**Aim of the exercise**
Output every record word for word.

===== Available records

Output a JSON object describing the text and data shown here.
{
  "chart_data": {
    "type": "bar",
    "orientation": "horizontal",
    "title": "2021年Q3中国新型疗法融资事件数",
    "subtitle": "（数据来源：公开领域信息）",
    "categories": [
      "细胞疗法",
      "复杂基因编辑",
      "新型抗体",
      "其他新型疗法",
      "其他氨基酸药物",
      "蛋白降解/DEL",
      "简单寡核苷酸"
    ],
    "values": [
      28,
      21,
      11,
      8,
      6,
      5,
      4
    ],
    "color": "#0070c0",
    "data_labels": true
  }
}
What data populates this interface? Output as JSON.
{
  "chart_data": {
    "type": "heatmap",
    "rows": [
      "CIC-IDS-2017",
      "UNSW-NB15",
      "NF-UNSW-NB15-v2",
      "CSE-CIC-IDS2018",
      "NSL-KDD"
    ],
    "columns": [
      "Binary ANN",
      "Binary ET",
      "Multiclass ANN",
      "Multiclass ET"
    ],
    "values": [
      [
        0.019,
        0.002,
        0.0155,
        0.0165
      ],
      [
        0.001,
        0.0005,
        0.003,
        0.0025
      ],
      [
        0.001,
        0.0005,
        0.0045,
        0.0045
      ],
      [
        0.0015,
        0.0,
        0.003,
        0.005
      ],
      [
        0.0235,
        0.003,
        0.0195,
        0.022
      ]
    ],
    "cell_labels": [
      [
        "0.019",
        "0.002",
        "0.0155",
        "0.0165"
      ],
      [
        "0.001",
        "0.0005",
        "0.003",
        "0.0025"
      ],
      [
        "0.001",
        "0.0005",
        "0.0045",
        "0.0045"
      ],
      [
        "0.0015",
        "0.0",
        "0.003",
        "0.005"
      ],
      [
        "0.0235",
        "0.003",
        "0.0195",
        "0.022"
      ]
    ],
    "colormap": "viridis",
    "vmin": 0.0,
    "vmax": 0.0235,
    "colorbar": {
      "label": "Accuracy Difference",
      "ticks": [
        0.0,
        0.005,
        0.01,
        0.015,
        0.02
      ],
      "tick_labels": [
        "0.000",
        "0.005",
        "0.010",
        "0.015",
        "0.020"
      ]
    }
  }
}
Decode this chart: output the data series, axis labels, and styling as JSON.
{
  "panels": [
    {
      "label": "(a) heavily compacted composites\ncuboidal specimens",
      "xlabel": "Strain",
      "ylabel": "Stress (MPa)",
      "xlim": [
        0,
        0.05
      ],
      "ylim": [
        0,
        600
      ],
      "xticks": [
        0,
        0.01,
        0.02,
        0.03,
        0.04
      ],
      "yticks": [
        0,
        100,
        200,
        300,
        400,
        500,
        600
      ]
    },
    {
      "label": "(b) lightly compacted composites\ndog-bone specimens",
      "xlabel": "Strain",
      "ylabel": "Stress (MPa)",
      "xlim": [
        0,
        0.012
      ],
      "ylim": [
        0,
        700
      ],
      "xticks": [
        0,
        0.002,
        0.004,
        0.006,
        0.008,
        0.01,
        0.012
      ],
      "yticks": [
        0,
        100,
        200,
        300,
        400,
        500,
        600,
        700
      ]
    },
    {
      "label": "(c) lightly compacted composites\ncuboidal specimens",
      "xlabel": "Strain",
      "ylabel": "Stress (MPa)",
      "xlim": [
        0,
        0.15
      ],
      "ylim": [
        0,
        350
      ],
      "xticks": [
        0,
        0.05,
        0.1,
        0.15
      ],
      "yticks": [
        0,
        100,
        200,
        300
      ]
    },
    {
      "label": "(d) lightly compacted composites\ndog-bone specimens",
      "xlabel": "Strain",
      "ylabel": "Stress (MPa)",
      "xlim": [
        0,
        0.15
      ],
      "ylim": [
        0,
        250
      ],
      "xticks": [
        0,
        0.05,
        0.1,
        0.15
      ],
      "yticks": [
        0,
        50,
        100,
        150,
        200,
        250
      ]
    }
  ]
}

==========

**Worked solution**
Output a JSON object describing the text and data shown here.
{
  "chart_data": {
    "type": "bar",
    "orientation": "horizontal",
    "title": "2021年Q3中国新型疗法融资事件数",
    "subtitle": "（数据来源：公开领域信息）",
    "categories": [
      "细胞疗法",
      "复杂基因编辑",
      "新型抗体",
      "其他新型疗法",
      "其他氨基酸药物",
      "蛋白降解/DEL",
      "简单寡核苷酸"
    ],
    "values": [
      28,
      21,
      11,
      8,
      6,
      5,
      4
    ],
    "color": "#0070c0",
    "data_labels": true
  }
}
What data populates this interface? Output as JSON.
{
  "chart_data": {
    "type": "heatmap",
    "rows": [
      "CIC-IDS-2017",
      "UNSW-NB15",
      "NF-UNSW-NB15-v2",
      "CSE-CIC-IDS2018",
      "NSL-KDD"
    ],
    "columns": [
      "Binary ANN",
      "Binary ET",
      "Multiclass ANN",
      "Multiclass ET"
    ],
    "values": [
      [
        0.019,
        0.002,
        0.0155,
        0.0165
      ],
      [
        0.001,
        0.0005,
        0.003,
        0.0025
      ],
      [
        0.001,
        0.0005,
        0.0045,
        0.0045
      ],
      [
        0.0015,
        0.0,
        0.003,
        0.005
      ],
      [
        0.0235,
        0.003,
        0.0195,
        0.022
      ]
    ],
    "cell_labels": [
      [
        "0.019",
        "0.002",
        "0.0155",
        "0.0165"
      ],
      [
        "0.001",
        "0.0005",
        "0.003",
        "0.0025"
      ],
      [
        "0.001",
        "0.0005",
        "0.0045",
        "0.0045"
      ],
      [
        "0.0015",
        "0.0",
        "0.003",
        "0.005"
      ],
      [
        "0.0235",
        "0.003",
        "0.0195",
        "0.022"
      ]
    ],
    "colormap": "viridis",
    "vmin": 0.0,
    "vmax": 0.0235,
    "colorbar": {
      "label": "Accuracy Difference",
      "ticks": [
        0.0,
        0.005,
        0.01,
        0.015,
        0.02
      ],
      "tick_labels": [
        "0.000",
        "0.005",
        "0.010",
        "0.015",
        "0.020"
      ]
    }
  }
}
Decode this chart: output the data series, axis labels, and styling as JSON.
{
  "panels": [
    {
      "label": "(a) heavily compacted composites\ncuboidal specimens",
      "xlabel": "Strain",
      "ylabel": "Stress (MPa)",
      "xlim": [
        0,
        0.05
      ],
      "ylim": [
        0,
        600
      ],
      "xticks": [
        0,
        0.01,
        0.02,
        0.03,
        0.04
      ],
      "yticks": [
        0,
        100,
        200,
        300,
        400,
        500,
        600
      ]
    },
    {
      "label": "(b) lightly compacted composites\ndog-bone specimens",
      "xlabel": "Strain",
      "ylabel": "Stress (MPa)",
      "xlim": [
        0,
        0.012
      ],
      "ylim": [
        0,
        700
      ],
      "xticks": [
        0,
        0.002,
        0.004,
        0.006,
        0.008,
        0.01,
        0.012
      ],
      "yticks": [
        0,
        100,
        200,
        300,
        400,
        500,
        600,
        700
      ]
    },
    {
      "label": "(c) lightly compacted composites\ncuboidal specimens",
      "xlabel": "Strain",
      "ylabel": "Stress (MPa)",
      "xlim": [
        0,
        0.15
      ],
      "ylim": [
        0,
        350
      ],
      "xticks": [
        0,
        0.05,
        0.1,
        0.15
      ],
      "yticks": [
        0,
        100,
        200,
        300
      ]
    },
    {
      "label": "(d) lightly compacted composites\ndog-bone specimens",
      "xlabel": "Strain",
      "ylabel": "Stress (MPa)",
      "xlim": [
        0,
        0.15
      ],
      "ylim": [
        0,
        250
      ],
      "xticks": [
        0,
        0.05,
        0.1,
        0.15
      ],
      "yticks": [
        0,
        50,
        100,
        150,
        200,
        250
      ]
    }
  ]
}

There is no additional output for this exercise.